- **Work to be completed**
Sift the listing for lines that hold the string "vaccineren" and pull them out.

- **Entries supplied**
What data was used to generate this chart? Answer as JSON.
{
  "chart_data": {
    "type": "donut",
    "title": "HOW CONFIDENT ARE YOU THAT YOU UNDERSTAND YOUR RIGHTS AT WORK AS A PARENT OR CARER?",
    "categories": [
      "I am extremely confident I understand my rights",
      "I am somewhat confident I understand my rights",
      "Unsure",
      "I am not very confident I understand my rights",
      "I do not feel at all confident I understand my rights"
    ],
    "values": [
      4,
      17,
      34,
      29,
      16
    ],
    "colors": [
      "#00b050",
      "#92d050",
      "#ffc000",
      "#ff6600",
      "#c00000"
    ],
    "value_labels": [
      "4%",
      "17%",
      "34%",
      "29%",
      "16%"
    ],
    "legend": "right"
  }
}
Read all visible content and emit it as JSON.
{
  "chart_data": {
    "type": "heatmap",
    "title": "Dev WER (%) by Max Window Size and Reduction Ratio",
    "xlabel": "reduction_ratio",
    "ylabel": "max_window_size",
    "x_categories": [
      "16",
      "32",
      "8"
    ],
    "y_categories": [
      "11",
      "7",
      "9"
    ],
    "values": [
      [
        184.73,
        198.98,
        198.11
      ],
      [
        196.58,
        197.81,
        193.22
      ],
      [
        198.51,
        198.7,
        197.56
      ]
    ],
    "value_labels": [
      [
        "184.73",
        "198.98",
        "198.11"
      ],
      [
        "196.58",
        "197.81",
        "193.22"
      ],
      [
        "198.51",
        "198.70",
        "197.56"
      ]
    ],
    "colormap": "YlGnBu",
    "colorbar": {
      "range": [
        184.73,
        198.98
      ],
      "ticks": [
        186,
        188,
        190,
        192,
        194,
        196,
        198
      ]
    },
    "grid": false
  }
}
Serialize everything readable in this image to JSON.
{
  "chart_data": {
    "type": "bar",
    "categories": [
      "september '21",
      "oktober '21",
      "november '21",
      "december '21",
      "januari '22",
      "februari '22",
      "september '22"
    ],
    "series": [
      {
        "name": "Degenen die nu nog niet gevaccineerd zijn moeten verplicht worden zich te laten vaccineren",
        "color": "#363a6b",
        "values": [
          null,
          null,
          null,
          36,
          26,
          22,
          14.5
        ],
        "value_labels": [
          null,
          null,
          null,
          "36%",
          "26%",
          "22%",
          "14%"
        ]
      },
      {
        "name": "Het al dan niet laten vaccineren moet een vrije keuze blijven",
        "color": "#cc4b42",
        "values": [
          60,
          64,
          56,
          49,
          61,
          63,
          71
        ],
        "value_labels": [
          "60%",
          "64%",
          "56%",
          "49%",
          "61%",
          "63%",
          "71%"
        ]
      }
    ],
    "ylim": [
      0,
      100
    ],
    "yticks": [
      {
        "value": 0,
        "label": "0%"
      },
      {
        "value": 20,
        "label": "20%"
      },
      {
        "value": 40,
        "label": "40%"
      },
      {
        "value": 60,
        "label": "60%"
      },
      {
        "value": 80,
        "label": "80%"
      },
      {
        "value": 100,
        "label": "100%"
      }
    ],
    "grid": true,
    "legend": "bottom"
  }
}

- **Written answer**
        "name": "Degenen die nu nog niet gevaccineerd zijn moeten verplicht worden zich te laten vaccineren",
        "name": "Het al dan niet laten vaccineren moet een vrije keuze blijven",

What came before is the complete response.